* START *

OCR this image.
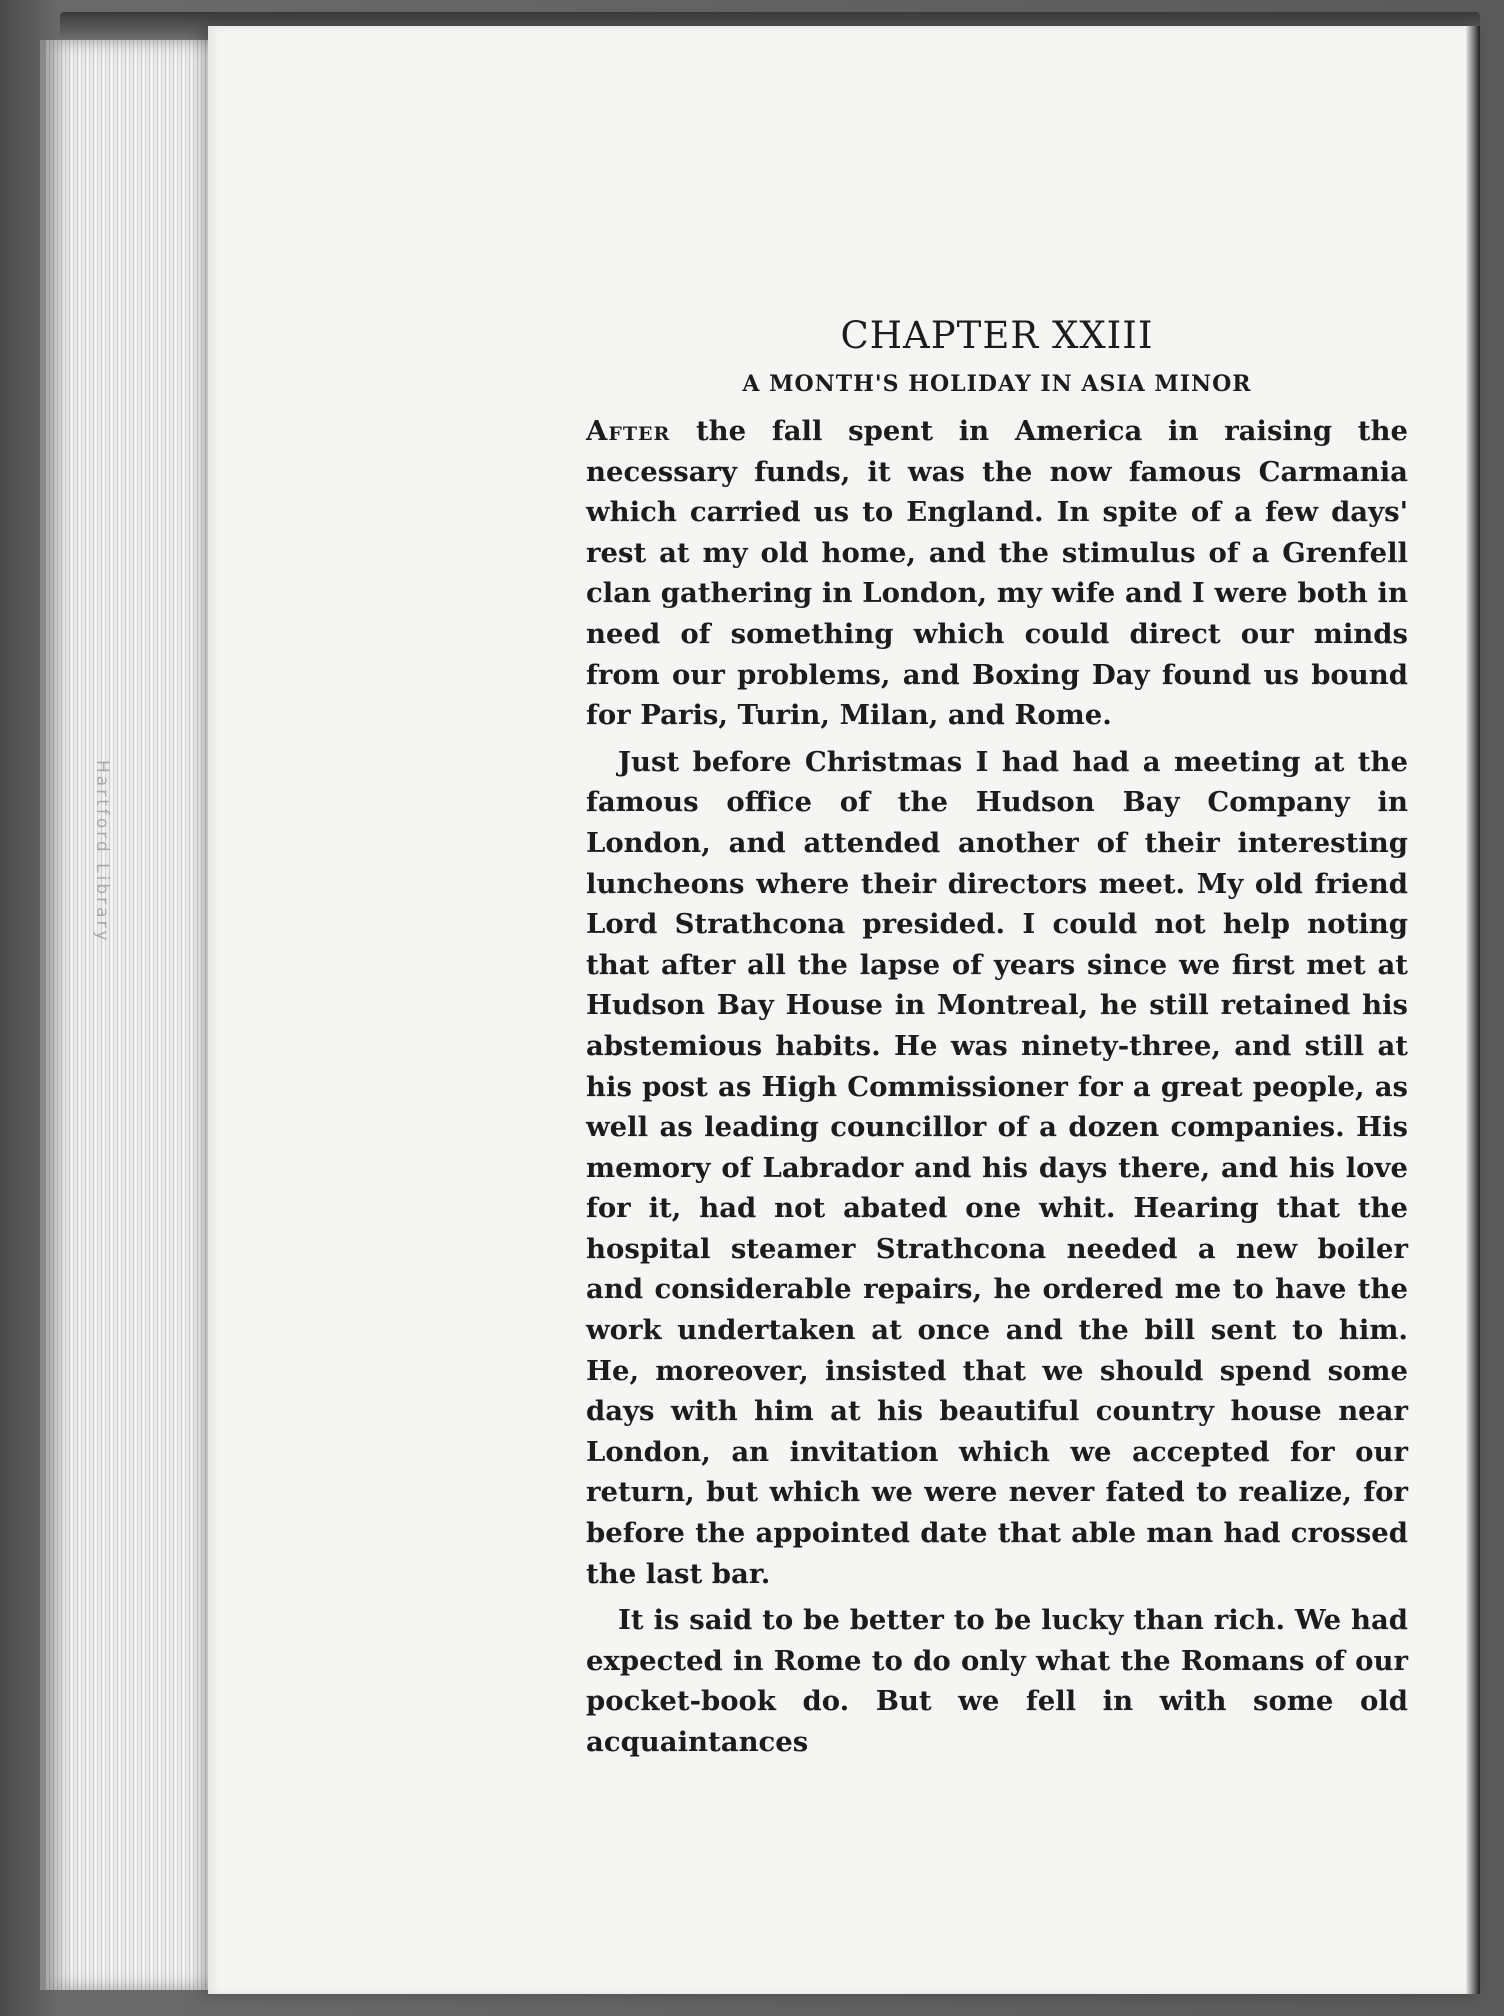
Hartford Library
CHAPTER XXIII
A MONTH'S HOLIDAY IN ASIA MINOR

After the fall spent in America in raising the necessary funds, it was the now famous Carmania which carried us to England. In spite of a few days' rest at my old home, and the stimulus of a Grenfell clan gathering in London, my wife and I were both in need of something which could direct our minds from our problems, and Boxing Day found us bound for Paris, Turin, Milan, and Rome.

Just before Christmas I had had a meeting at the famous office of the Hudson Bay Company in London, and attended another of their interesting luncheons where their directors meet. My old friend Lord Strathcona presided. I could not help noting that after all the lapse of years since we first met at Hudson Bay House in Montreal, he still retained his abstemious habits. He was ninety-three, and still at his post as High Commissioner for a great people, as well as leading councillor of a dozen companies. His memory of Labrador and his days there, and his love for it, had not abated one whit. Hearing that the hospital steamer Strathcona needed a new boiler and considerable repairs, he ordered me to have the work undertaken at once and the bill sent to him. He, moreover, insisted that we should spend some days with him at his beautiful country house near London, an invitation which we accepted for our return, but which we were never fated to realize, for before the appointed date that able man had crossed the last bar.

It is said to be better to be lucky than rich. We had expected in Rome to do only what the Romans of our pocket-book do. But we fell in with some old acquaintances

* END *

» **To do**
Write the listing above out again exactly, dropping each image.

» **Answer to the task**
OCR this image.
Hartford Library
CHAPTER XXIII
A MONTH'S HOLIDAY IN ASIA MINOR

After the fall spent in America in raising the necessary funds, it was the now famous Carmania which carried us to England. In spite of a few days' rest at my old home, and the stimulus of a Grenfell clan gathering in London, my wife and I were both in need of something which could direct our minds from our problems, and Boxing Day found us bound for Paris, Turin, Milan, and Rome.

Just before Christmas I had had a meeting at the famous office of the Hudson Bay Company in London, and attended another of their interesting luncheons where their directors meet. My old friend Lord Strathcona presided. I could not help noting that after all the lapse of years since we first met at Hudson Bay House in Montreal, he still retained his abstemious habits. He was ninety-three, and still at his post as High Commissioner for a great people, as well as leading councillor of a dozen companies. His memory of Labrador and his days there, and his love for it, had not abated one whit. Hearing that the hospital steamer Strathcona needed a new boiler and considerable repairs, he ordered me to have the work undertaken at once and the bill sent to him. He, moreover, insisted that we should spend some days with him at his beautiful country house near London, an invitation which we accepted for our return, but which we were never fated to realize, for before the appointed date that able man had crossed the last bar.

It is said to be better to be lucky than rich. We had expected in Rome to do only what the Romans of our pocket-book do. But we fell in with some old acquaintances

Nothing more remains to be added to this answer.